### INPUT ###

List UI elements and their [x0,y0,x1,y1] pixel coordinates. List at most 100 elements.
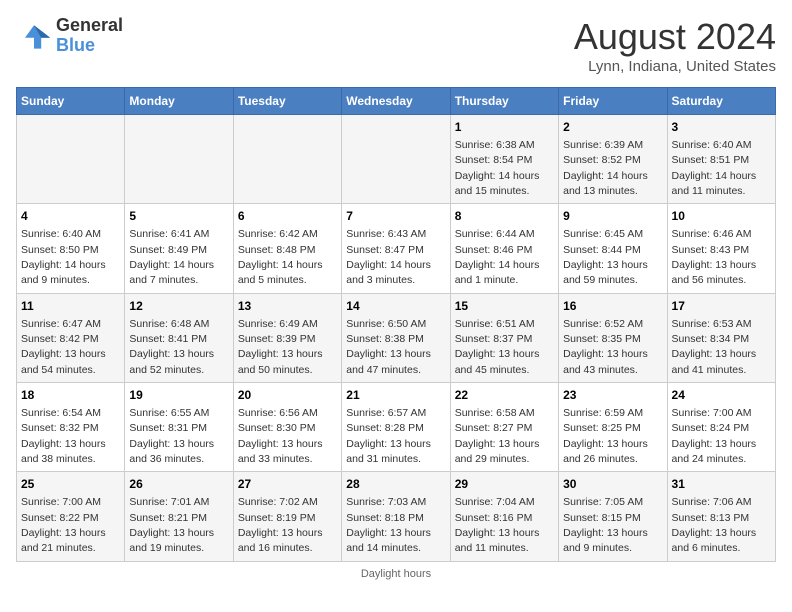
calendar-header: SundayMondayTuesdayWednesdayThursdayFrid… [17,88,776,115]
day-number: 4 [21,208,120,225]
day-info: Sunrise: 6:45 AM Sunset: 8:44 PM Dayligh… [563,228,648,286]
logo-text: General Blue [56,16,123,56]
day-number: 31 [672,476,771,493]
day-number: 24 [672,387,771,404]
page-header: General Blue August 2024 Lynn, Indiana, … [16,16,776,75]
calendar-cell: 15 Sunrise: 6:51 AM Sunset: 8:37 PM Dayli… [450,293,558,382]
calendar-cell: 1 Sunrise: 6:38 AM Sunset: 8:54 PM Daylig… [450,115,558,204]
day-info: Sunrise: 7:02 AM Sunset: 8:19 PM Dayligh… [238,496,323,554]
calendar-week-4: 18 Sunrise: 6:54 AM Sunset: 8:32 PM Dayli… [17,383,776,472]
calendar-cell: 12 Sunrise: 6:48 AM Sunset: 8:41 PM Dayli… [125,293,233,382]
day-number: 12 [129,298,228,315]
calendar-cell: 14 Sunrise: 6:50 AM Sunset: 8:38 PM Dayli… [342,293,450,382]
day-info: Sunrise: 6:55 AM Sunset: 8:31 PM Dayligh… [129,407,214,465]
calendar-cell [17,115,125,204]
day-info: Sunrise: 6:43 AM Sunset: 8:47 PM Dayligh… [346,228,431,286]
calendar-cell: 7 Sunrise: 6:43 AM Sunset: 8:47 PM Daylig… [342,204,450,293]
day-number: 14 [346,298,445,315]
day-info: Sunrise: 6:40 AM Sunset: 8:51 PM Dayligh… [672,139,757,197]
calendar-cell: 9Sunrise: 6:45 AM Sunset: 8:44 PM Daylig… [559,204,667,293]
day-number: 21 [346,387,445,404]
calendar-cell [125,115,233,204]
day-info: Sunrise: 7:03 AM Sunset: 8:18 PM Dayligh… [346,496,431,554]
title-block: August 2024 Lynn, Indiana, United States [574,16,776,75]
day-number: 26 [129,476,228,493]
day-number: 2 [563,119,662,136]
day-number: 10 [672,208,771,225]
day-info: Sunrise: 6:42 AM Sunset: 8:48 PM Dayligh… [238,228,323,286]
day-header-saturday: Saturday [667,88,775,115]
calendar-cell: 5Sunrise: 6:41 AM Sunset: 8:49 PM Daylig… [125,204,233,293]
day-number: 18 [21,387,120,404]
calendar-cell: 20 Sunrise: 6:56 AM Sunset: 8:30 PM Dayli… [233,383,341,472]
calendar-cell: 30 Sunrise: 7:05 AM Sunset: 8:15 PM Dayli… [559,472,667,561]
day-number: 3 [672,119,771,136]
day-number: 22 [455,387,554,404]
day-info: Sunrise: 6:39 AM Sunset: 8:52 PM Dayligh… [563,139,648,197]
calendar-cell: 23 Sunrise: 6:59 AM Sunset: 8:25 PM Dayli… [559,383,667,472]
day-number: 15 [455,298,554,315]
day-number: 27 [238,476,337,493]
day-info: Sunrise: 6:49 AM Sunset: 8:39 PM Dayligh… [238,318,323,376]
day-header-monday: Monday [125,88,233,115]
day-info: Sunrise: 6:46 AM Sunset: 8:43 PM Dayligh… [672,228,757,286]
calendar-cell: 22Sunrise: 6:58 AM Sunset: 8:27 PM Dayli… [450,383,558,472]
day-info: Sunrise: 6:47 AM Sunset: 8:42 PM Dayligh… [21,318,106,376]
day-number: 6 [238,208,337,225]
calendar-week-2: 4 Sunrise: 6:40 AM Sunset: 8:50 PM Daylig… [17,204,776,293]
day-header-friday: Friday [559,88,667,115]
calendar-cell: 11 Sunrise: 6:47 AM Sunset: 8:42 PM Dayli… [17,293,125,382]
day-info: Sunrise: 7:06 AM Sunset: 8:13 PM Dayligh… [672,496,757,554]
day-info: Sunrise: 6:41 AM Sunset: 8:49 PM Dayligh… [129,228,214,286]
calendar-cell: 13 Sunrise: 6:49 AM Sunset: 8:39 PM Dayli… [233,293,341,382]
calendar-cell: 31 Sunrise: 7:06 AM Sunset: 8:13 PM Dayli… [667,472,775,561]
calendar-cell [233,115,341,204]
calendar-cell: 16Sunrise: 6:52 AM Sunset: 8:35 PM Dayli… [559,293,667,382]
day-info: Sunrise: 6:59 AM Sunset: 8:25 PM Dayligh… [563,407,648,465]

###

▶ _TASK DIRECTIONS_
Return each entry above that contains the word "August", copying every such line unchanged.

▶ _RESULT OF THE TASK_
page-header: General Blue August 2024 Lynn, Indiana, … [16,16,776,75]
title-block: August 2024 Lynn, Indiana, United States [574,16,776,75]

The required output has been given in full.